■ Data supplied ■
** START **

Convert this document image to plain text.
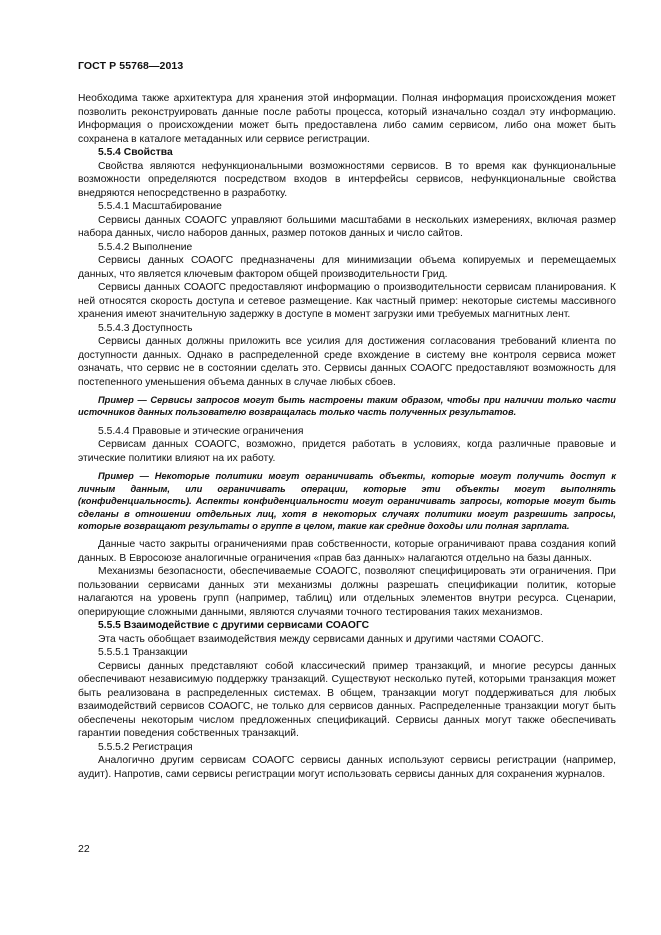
ГОСТ Р 55768—2013

Необходима также архитектура для хранения этой информации. Полная информация происхождения может позволить реконструировать данные после работы процесса, который изначально создал эту информацию. Информация о происхождении может быть предоставлена либо самим сервисом, либо она может быть сохранена в каталоге метаданных или сервисе регистрации.

5.5.4 Свойства

Свойства являются нефункциональными возможностями сервисов. В то время как функциональные возможности определяются посредством входов в интерфейсы сервисов, нефункциональные свойства внедряются непосредственно в разработку.

5.5.4.1 Масштабирование

Сервисы данных СОАОГС управляют большими масштабами в нескольких измерениях, включая размер набора данных, число наборов данных, размер потоков данных и число сайтов.

5.5.4.2 Выполнение

Сервисы данных СОАОГС предназначены для минимизации объема копируемых и перемещаемых данных, что является ключевым фактором общей производительности Грид.

Сервисы данных СОАОГС предоставляют информацию о производительности сервисам планирования. К ней относятся скорость доступа и сетевое размещение. Как частный пример: некоторые системы массивного хранения имеют значительную задержку в доступе в момент загрузки ими требуемых магнитных лент.

5.5.4.3 Доступность

Сервисы данных должны приложить все усилия для достижения согласования требований клиента по доступности данных. Однако в распределенной среде вхождение в систему вне контроля сервиса может означать, что сервис не в состоянии сделать это. Сервисы данных СОАОГС предоставляют возможность для постепенного уменьшения объема данных в случае любых сбоев.

Пример — Сервисы запросов могут быть настроены таким образом, чтобы при наличии только части источников данных пользователю возвращалась только часть полученных результатов.

5.5.4.4 Правовые и этические ограничения

Сервисам данных СОАОГС, возможно, придется работать в условиях, когда различные правовые и этические политики влияют на их работу.

Пример — Некоторые политики могут ограничивать объекты, которые могут получить доступ к личным данным, или ограничивать операции, которые эти объекты могут выполнять (конфиденциальность). Аспекты конфиденциальности могут ограничивать запросы, которые могут быть сделаны в отношении отдельных лиц, хотя в некоторых случаях политики могут разрешить запросы, которые возвращают результаты о группе в целом, такие как средние доходы или полная зарплата.

Данные часто закрыты ограничениями прав собственности, которые ограничивают права создания копий данных. В Евросоюзе аналогичные ограничения «прав баз данных» налагаются отдельно на базы данных.

Механизмы безопасности, обеспечиваемые СОАОГС, позволяют специфицировать эти ограничения. При пользовании сервисами данных эти механизмы должны разрешать спецификации политик, которые налагаются на уровень групп (например, таблиц) или отдельных элементов внутри ресурса. Сценарии, оперирующие сложными данными, являются случаями точного тестирования таких механизмов.

5.5.5 Взаимодействие с другими сервисами СОАОГС

Эта часть обобщает взаимодействия между сервисами данных и другими частями СОАОГС.

5.5.5.1 Транзакции

Сервисы данных представляют собой классический пример транзакций, и многие ресурсы данных обеспечивают независимую поддержку транзакций. Существуют несколько путей, которыми транзакция может быть реализована в распределенных системах. В общем, транзакции могут поддерживаться для любых взаимодействий сервисов СОАОГС, не только для сервисов данных. Распределенные транзакции могут быть обеспечены некоторым числом предложенных спецификаций. Сервисы данных могут также обеспечивать гарантии поведения собственных транзакций.

5.5.5.2 Регистрация

Аналогично другим сервисам СОАОГС сервисы данных используют сервисы регистрации (например, аудит). Напротив, сами сервисы регистрации могут использовать сервисы данных для сохранения журналов.

22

** END **

■ Work to complete ■
Without the pictures, restate all of the entries above verbatim.

■ Task output ■
Convert this document image to plain text.
ГОСТ Р 55768—2013

Необходима также архитектура для хранения этой информации. Полная информация происхождения может позволить реконструировать данные после работы процесса, который изначально создал эту информацию. Информация о происхождении может быть предоставлена либо самим сервисом, либо она может быть сохранена в каталоге метаданных или сервисе регистрации.

5.5.4 Свойства

Свойства являются нефункциональными возможностями сервисов. В то время как функциональные возможности определяются посредством входов в интерфейсы сервисов, нефункциональные свойства внедряются непосредственно в разработку.

5.5.4.1 Масштабирование

Сервисы данных СОАОГС управляют большими масштабами в нескольких измерениях, включая размер набора данных, число наборов данных, размер потоков данных и число сайтов.

5.5.4.2 Выполнение

Сервисы данных СОАОГС предназначены для минимизации объема копируемых и перемещаемых данных, что является ключевым фактором общей производительности Грид.

Сервисы данных СОАОГС предоставляют информацию о производительности сервисам планирования. К ней относятся скорость доступа и сетевое размещение. Как частный пример: некоторые системы массивного хранения имеют значительную задержку в доступе в момент загрузки ими требуемых магнитных лент.

5.5.4.3 Доступность

Сервисы данных должны приложить все усилия для достижения согласования требований клиента по доступности данных. Однако в распределенной среде вхождение в систему вне контроля сервиса может означать, что сервис не в состоянии сделать это. Сервисы данных СОАОГС предоставляют возможность для постепенного уменьшения объема данных в случае любых сбоев.

Пример — Сервисы запросов могут быть настроены таким образом, чтобы при наличии только части источников данных пользователю возвращалась только часть полученных результатов.

5.5.4.4 Правовые и этические ограничения

Сервисам данных СОАОГС, возможно, придется работать в условиях, когда различные правовые и этические политики влияют на их работу.

Пример — Некоторые политики могут ограничивать объекты, которые могут получить доступ к личным данным, или ограничивать операции, которые эти объекты могут выполнять (конфиденциальность). Аспекты конфиденциальности могут ограничивать запросы, которые могут быть сделаны в отношении отдельных лиц, хотя в некоторых случаях политики могут разрешить запросы, которые возвращают результаты о группе в целом, такие как средние доходы или полная зарплата.

Данные часто закрыты ограничениями прав собственности, которые ограничивают права создания копий данных. В Евросоюзе аналогичные ограничения «прав баз данных» налагаются отдельно на базы данных.

Механизмы безопасности, обеспечиваемые СОАОГС, позволяют специфицировать эти ограничения. При пользовании сервисами данных эти механизмы должны разрешать спецификации политик, которые налагаются на уровень групп (например, таблиц) или отдельных элементов внутри ресурса. Сценарии, оперирующие сложными данными, являются случаями точного тестирования таких механизмов.

5.5.5 Взаимодействие с другими сервисами СОАОГС

Эта часть обобщает взаимодействия между сервисами данных и другими частями СОАОГС.

5.5.5.1 Транзакции

Сервисы данных представляют собой классический пример транзакций, и многие ресурсы данных обеспечивают независимую поддержку транзакций. Существуют несколько путей, которыми транзакция может быть реализована в распределенных системах. В общем, транзакции могут поддерживаться для любых взаимодействий сервисов СОАОГС, не только для сервисов данных. Распределенные транзакции могут быть обеспечены некоторым числом предложенных спецификаций. Сервисы данных могут также обеспечивать гарантии поведения собственных транзакций.

5.5.5.2 Регистрация

Аналогично другим сервисам СОАОГС сервисы данных используют сервисы регистрации (например, аудит). Напротив, сами сервисы регистрации могут использовать сервисы данных для сохранения журналов.

22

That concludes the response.